_Objective_
Reproduce the material exactly, omitting nothing.

-- start of Data listing --

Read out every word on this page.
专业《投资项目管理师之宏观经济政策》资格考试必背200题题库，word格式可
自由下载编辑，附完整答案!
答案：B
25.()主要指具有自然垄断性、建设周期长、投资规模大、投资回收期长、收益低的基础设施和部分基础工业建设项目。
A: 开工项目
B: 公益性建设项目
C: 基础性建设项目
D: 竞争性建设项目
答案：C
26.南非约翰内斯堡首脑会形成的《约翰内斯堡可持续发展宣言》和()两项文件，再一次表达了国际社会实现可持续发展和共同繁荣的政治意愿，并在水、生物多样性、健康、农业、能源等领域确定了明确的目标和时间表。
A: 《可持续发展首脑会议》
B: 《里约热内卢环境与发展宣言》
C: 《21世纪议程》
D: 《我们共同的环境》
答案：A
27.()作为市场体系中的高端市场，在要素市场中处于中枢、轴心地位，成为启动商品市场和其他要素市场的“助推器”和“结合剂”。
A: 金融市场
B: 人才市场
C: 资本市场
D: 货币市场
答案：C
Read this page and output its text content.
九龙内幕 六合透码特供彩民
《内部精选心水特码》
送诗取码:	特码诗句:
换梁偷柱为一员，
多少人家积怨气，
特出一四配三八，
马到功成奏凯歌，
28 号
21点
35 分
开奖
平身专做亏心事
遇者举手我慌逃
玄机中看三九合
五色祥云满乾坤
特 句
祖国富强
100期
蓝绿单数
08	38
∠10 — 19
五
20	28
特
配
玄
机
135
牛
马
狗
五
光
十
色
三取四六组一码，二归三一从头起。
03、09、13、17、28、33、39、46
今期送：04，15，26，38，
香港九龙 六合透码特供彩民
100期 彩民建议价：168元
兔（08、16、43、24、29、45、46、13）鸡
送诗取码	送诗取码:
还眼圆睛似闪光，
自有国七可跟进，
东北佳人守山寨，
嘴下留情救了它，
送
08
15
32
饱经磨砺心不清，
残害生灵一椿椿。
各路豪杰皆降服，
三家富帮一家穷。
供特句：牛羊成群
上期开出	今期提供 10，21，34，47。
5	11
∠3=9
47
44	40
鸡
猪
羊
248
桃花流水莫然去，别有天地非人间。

-- end of Data listing --

_Output of the task_
Read out every word on this page.
专业《投资项目管理师之宏观经济政策》资格考试必背200题题库，word格式可
自由下载编辑，附完整答案!
答案：B
25.()主要指具有自然垄断性、建设周期长、投资规模大、投资回收期长、收益低的基础设施和部分基础工业建设项目。
A: 开工项目
B: 公益性建设项目
C: 基础性建设项目
D: 竞争性建设项目
答案：C
26.南非约翰内斯堡首脑会形成的《约翰内斯堡可持续发展宣言》和()两项文件，再一次表达了国际社会实现可持续发展和共同繁荣的政治意愿，并在水、生物多样性、健康、农业、能源等领域确定了明确的目标和时间表。
A: 《可持续发展首脑会议》
B: 《里约热内卢环境与发展宣言》
C: 《21世纪议程》
D: 《我们共同的环境》
答案：A
27.()作为市场体系中的高端市场，在要素市场中处于中枢、轴心地位，成为启动商品市场和其他要素市场的“助推器”和“结合剂”。
A: 金融市场
B: 人才市场
C: 资本市场
D: 货币市场
答案：C
Read this page and output its text content.
九龙内幕 六合透码特供彩民
《内部精选心水特码》
送诗取码:	特码诗句:
换梁偷柱为一员，
多少人家积怨气，
特出一四配三八，
马到功成奏凯歌，
28 号
21点
35 分
开奖
平身专做亏心事
遇者举手我慌逃
玄机中看三九合
五色祥云满乾坤
特 句
祖国富强
100期
蓝绿单数
08	38
∠10 — 19
五
20	28
特
配
玄
机
135
牛
马
狗
五
光
十
色
三取四六组一码，二归三一从头起。
03、09、13、17、28、33、39、46
今期送：04，15，26，38，
香港九龙 六合透码特供彩民
100期 彩民建议价：168元
兔（08、16、43、24、29、45、46、13）鸡
送诗取码	送诗取码:
还眼圆睛似闪光，
自有国七可跟进，
东北佳人守山寨，
嘴下留情救了它，
送
08
15
32
饱经磨砺心不清，
残害生灵一椿椿。
各路豪杰皆降服，
三家富帮一家穷。
供特句：牛羊成群
上期开出	今期提供 10，21，34，47。
5	11
∠3=9
47
44	40
鸡
猪
羊
248
桃花流水莫然去，别有天地非人间。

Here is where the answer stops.